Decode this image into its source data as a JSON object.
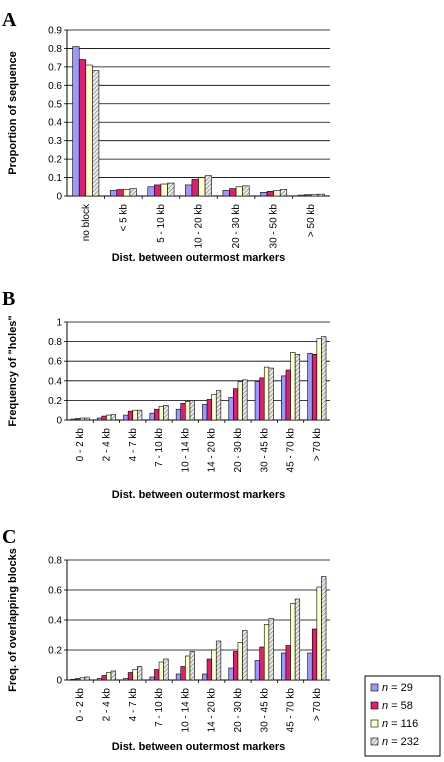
{
  "colors": {
    "s0": "#9999ff",
    "s1": "#e0206f",
    "s2": "#ffffcc",
    "s3": "#c8c8c8"
  },
  "legend": [
    {
      "prefix": "n",
      "text": " = 29"
    },
    {
      "prefix": "n",
      "text": " = 58"
    },
    {
      "prefix": "n",
      "text": " = 116"
    },
    {
      "prefix": "n",
      "text": " = 232"
    }
  ],
  "chart_data": [
    {
      "panel": "A",
      "type": "bar",
      "xlabel": "Dist. between outermost markers",
      "ylabel": "Proportion of sequence",
      "ylim": [
        0,
        0.9
      ],
      "yticks": [
        "0",
        "0.1",
        "0.2",
        "0.3",
        "0.4",
        "0.5",
        "0.6",
        "0.7",
        "0.8",
        "0.9"
      ],
      "categories": [
        "no block",
        "< 5 kb",
        "5 - 10 kb",
        "10 - 20 kb",
        "20 - 30 kb",
        "30 - 50 kb",
        "> 50 kb"
      ],
      "series": [
        {
          "name": "n = 29",
          "values": [
            0.81,
            0.03,
            0.05,
            0.06,
            0.03,
            0.02,
            0.005
          ]
        },
        {
          "name": "n = 58",
          "values": [
            0.74,
            0.035,
            0.06,
            0.09,
            0.04,
            0.025,
            0.007
          ]
        },
        {
          "name": "n = 116",
          "values": [
            0.71,
            0.035,
            0.065,
            0.1,
            0.05,
            0.03,
            0.008
          ]
        },
        {
          "name": "n = 232",
          "values": [
            0.68,
            0.04,
            0.07,
            0.11,
            0.055,
            0.035,
            0.01
          ]
        }
      ]
    },
    {
      "panel": "B",
      "type": "bar",
      "xlabel": "Dist. between outermost markers",
      "ylabel": "Frequency of \"holes\"",
      "ylim": [
        0,
        1
      ],
      "yticks": [
        "0",
        "0.2",
        "0.4",
        "0.6",
        "0.8",
        "1"
      ],
      "categories": [
        "0 - 2 kb",
        "2 - 4 kb",
        "4 - 7 kb",
        "7 - 10 kb",
        "10 - 14 kb",
        "14 - 20 kb",
        "20 - 30 kb",
        "30 - 45 kb",
        "45 - 70 kb",
        "> 70 kb"
      ],
      "series": [
        {
          "name": "n = 29",
          "values": [
            0.01,
            0.02,
            0.05,
            0.07,
            0.11,
            0.16,
            0.23,
            0.39,
            0.45,
            0.68
          ]
        },
        {
          "name": "n = 58",
          "values": [
            0.015,
            0.04,
            0.09,
            0.11,
            0.17,
            0.21,
            0.32,
            0.43,
            0.51,
            0.67
          ]
        },
        {
          "name": "n = 116",
          "values": [
            0.02,
            0.05,
            0.1,
            0.14,
            0.19,
            0.26,
            0.39,
            0.54,
            0.69,
            0.83
          ]
        },
        {
          "name": "n = 232",
          "values": [
            0.02,
            0.055,
            0.1,
            0.15,
            0.2,
            0.3,
            0.41,
            0.53,
            0.67,
            0.85
          ]
        }
      ]
    },
    {
      "panel": "C",
      "type": "bar",
      "xlabel": "Dist. between outermost markers",
      "ylabel": "Freq. of overlapping blocks",
      "ylim": [
        0,
        0.8
      ],
      "yticks": [
        "0",
        "0.2",
        "0.4",
        "0.6",
        "0.8"
      ],
      "categories": [
        "0 - 2 kb",
        "2 - 4 kb",
        "4 - 7 kb",
        "7 - 10 kb",
        "10 - 14 kb",
        "14 - 20 kb",
        "20 - 30 kb",
        "30 - 45 kb",
        "45 - 70 kb",
        "> 70 kb"
      ],
      "series": [
        {
          "name": "n = 29",
          "values": [
            0.005,
            0.01,
            0.01,
            0.02,
            0.04,
            0.04,
            0.08,
            0.13,
            0.18,
            0.18
          ]
        },
        {
          "name": "n = 58",
          "values": [
            0.01,
            0.03,
            0.05,
            0.07,
            0.09,
            0.14,
            0.19,
            0.22,
            0.23,
            0.34
          ]
        },
        {
          "name": "n = 116",
          "values": [
            0.015,
            0.05,
            0.07,
            0.12,
            0.16,
            0.2,
            0.25,
            0.37,
            0.51,
            0.62
          ]
        },
        {
          "name": "n = 232",
          "values": [
            0.02,
            0.06,
            0.09,
            0.14,
            0.19,
            0.26,
            0.33,
            0.41,
            0.54,
            0.69
          ]
        }
      ]
    }
  ]
}
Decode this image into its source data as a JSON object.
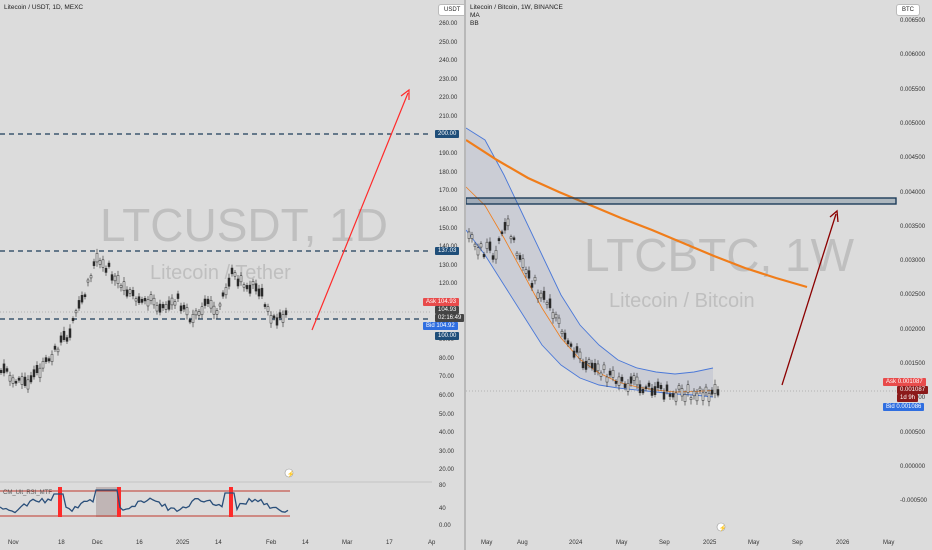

####################

Without the pictures, repeat the listing above exactly.

Decode this image into its source data as a JSON object.
{
  "colors": {
    "s0": "#9999ff",
    "s1": "#e0206f",
    "s2": "#ffffcc",
    "s3": "#c8c8c8"
  },
  "legend": [
    {
      "prefix": "n",
      "text": " = 29"
    },
    {
      "prefix": "n",
      "text": " = 58"
    },
    {
      "prefix": "n",
      "text": " = 116"
    },
    {
      "prefix": "n",
      "text": " = 232"
    }
  ],
  "chart_data": [
    {
      "panel": "A",
      "type": "bar",
      "xlabel": "Dist. between outermost markers",
      "ylabel": "Proportion of sequence",
      "ylim": [
        0,
        0.9
      ],
      "yticks": [
        "0",
        "0.1",
        "0.2",
        "0.3",
        "0.4",
        "0.5",
        "0.6",
        "0.7",
        "0.8",
        "0.9"
      ],
      "categories": [
        "no block",
        "< 5 kb",
        "5 - 10 kb",
        "10 - 20 kb",
        "20 - 30 kb",
        "30 - 50 kb",
        "> 50 kb"
      ],
      "series": [
        {
          "name": "n = 29",
          "values": [
            0.81,
            0.03,
            0.05,
            0.06,
            0.03,
            0.02,
            0.005
          ]
        },
        {
          "name": "n = 58",
          "values": [
            0.74,
            0.035,
            0.06,
            0.09,
            0.04,
            0.025,
            0.007
          ]
        },
        {
          "name": "n = 116",
          "values": [
            0.71,
            0.035,
            0.065,
            0.1,
            0.05,
            0.03,
            0.008
          ]
        },
        {
          "name": "n = 232",
          "values": [
            0.68,
            0.04,
            0.07,
            0.11,
            0.055,
            0.035,
            0.01
          ]
        }
      ]
    },
    {
      "panel": "B",
      "type": "bar",
      "xlabel": "Dist. between outermost markers",
      "ylabel": "Frequency of \"holes\"",
      "ylim": [
        0,
        1
      ],
      "yticks": [
        "0",
        "0.2",
        "0.4",
        "0.6",
        "0.8",
        "1"
      ],
      "categories": [
        "0 - 2 kb",
        "2 - 4 kb",
        "4 - 7 kb",
        "7 - 10 kb",
        "10 - 14 kb",
        "14 - 20 kb",
        "20 - 30 kb",
        "30 - 45 kb",
        "45 - 70 kb",
        "> 70 kb"
      ],
      "series": [
        {
          "name": "n = 29",
          "values": [
            0.01,
            0.02,
            0.05,
            0.07,
            0.11,
            0.16,
            0.23,
            0.39,
            0.45,
            0.68
          ]
        },
        {
          "name": "n = 58",
          "values": [
            0.015,
            0.04,
            0.09,
            0.11,
            0.17,
            0.21,
            0.32,
            0.43,
            0.51,
            0.67
          ]
        },
        {
          "name": "n = 116",
          "values": [
            0.02,
            0.05,
            0.1,
            0.14,
            0.19,
            0.26,
            0.39,
            0.54,
            0.69,
            0.83
          ]
        },
        {
          "name": "n = 232",
          "values": [
            0.02,
            0.055,
            0.1,
            0.15,
            0.2,
            0.3,
            0.41,
            0.53,
            0.67,
            0.85
          ]
        }
      ]
    },
    {
      "panel": "C",
      "type": "bar",
      "xlabel": "Dist. between outermost markers",
      "ylabel": "Freq. of overlapping blocks",
      "ylim": [
        0,
        0.8
      ],
      "yticks": [
        "0",
        "0.2",
        "0.4",
        "0.6",
        "0.8"
      ],
      "categories": [
        "0 - 2 kb",
        "2 - 4 kb",
        "4 - 7 kb",
        "7 - 10 kb",
        "10 - 14 kb",
        "14 - 20 kb",
        "20 - 30 kb",
        "30 - 45 kb",
        "45 - 70 kb",
        "> 70 kb"
      ],
      "series": [
        {
          "name": "n = 29",
          "values": [
            0.005,
            0.01,
            0.01,
            0.02,
            0.04,
            0.04,
            0.08,
            0.13,
            0.18,
            0.18
          ]
        },
        {
          "name": "n = 58",
          "values": [
            0.01,
            0.03,
            0.05,
            0.07,
            0.09,
            0.14,
            0.19,
            0.22,
            0.23,
            0.34
          ]
        },
        {
          "name": "n = 116",
          "values": [
            0.015,
            0.05,
            0.07,
            0.12,
            0.16,
            0.2,
            0.25,
            0.37,
            0.51,
            0.62
          ]
        },
        {
          "name": "n = 232",
          "values": [
            0.02,
            0.06,
            0.09,
            0.14,
            0.19,
            0.26,
            0.33,
            0.41,
            0.54,
            0.69
          ]
        }
      ]
    }
  ]
}
Decode this image into its source data as a JSON object.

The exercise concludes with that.